### [DATASET CONTENT]
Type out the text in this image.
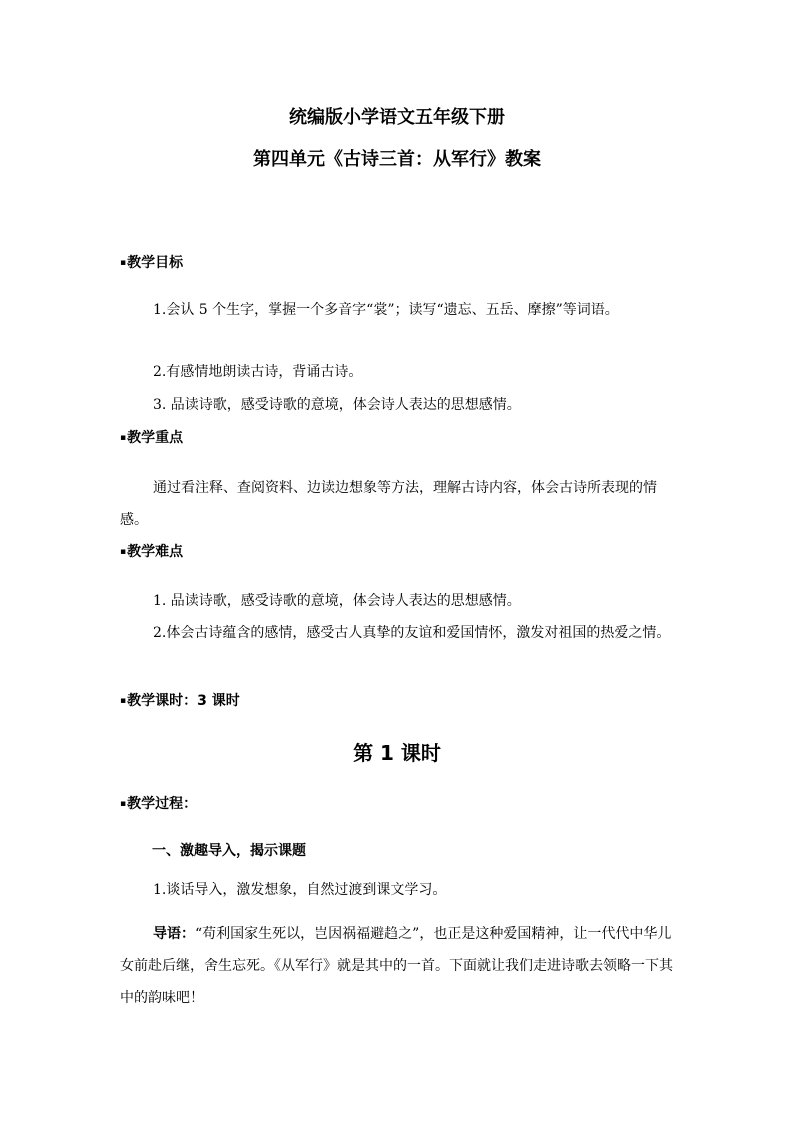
统编版小学语文五年级下册
第四单元《古诗三首：从军行》教案
▪教学目标
1.会认 5 个生字，掌握一个多音字“裳”；读写“遗忘、五岳、摩擦”等词语。
2.有感情地朗读古诗，背诵古诗。
3. 品读诗歌，感受诗歌的意境，体会诗人表达的思想感情。
▪教学重点
通过看注释、查阅资料、边读边想象等方法，理解古诗内容，体会古诗所表现的情感。
▪教学难点
1. 品读诗歌，感受诗歌的意境，体会诗人表达的思想感情。
2.体会古诗蕴含的感情，感受古人真挚的友谊和爱国情怀，激发对祖国的热爱之情。
▪教学课时：3 课时
第 1 课时
▪教学过程：
一、激趣导入，揭示课题
1.谈话导入，激发想象，自然过渡到课文学习。
导语：“苟利国家生死以，岂因祸福避趋之”，也正是这种爱国精神，让一代代中华儿女前赴后继，舍生忘死。《从军行》就是其中的一首。下面就让我们走进诗歌去领略一下其中的韵味吧！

### [EXERCISE DESCRIPTION]
Output all of the data exactly as it stands, minus any images.

### [SOLUTION TO THE PROBLEM]
Type out the text in this image.
统编版小学语文五年级下册
第四单元《古诗三首：从军行》教案
▪教学目标
1.会认 5 个生字，掌握一个多音字“裳”；读写“遗忘、五岳、摩擦”等词语。
2.有感情地朗读古诗，背诵古诗。
3. 品读诗歌，感受诗歌的意境，体会诗人表达的思想感情。
▪教学重点
通过看注释、查阅资料、边读边想象等方法，理解古诗内容，体会古诗所表现的情感。
▪教学难点
1. 品读诗歌，感受诗歌的意境，体会诗人表达的思想感情。
2.体会古诗蕴含的感情，感受古人真挚的友谊和爱国情怀，激发对祖国的热爱之情。
▪教学课时：3 课时
第 1 课时
▪教学过程：
一、激趣导入，揭示课题
1.谈话导入，激发想象，自然过渡到课文学习。
导语：“苟利国家生死以，岂因祸福避趋之”，也正是这种爱国精神，让一代代中华儿女前赴后继，舍生忘死。《从军行》就是其中的一首。下面就让我们走进诗歌去领略一下其中的韵味吧！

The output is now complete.